REQUIREMENTS:
Answer with a single number: how many lines in the listing below include "this"?

Stored data:
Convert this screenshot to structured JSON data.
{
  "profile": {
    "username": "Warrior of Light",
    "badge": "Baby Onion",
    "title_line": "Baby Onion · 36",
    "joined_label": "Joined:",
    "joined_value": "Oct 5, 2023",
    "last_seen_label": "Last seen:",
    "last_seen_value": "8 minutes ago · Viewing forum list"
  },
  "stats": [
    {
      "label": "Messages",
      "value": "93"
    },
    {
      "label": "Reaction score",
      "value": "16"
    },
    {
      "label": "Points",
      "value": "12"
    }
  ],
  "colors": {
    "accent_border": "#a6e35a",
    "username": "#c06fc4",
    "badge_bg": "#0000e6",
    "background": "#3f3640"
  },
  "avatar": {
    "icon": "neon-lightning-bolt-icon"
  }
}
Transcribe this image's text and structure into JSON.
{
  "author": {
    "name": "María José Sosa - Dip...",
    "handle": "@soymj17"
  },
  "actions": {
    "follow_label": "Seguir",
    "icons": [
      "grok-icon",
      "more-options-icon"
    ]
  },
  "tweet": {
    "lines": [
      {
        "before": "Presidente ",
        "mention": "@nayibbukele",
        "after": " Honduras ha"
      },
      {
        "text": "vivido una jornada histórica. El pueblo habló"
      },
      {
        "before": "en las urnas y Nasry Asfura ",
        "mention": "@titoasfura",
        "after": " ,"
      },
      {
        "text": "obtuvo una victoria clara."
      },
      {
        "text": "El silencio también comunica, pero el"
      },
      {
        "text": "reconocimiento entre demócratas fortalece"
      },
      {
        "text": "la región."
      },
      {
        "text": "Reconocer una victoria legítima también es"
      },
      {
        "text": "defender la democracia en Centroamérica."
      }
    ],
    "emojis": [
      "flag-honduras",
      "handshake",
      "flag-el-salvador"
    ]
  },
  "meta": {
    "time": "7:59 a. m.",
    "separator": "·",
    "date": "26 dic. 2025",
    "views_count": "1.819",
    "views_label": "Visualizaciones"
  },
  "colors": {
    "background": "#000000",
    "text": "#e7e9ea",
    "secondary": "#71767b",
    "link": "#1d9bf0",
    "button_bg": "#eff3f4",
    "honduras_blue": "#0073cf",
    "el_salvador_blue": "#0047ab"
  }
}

EXERCISE RESPONSE:
2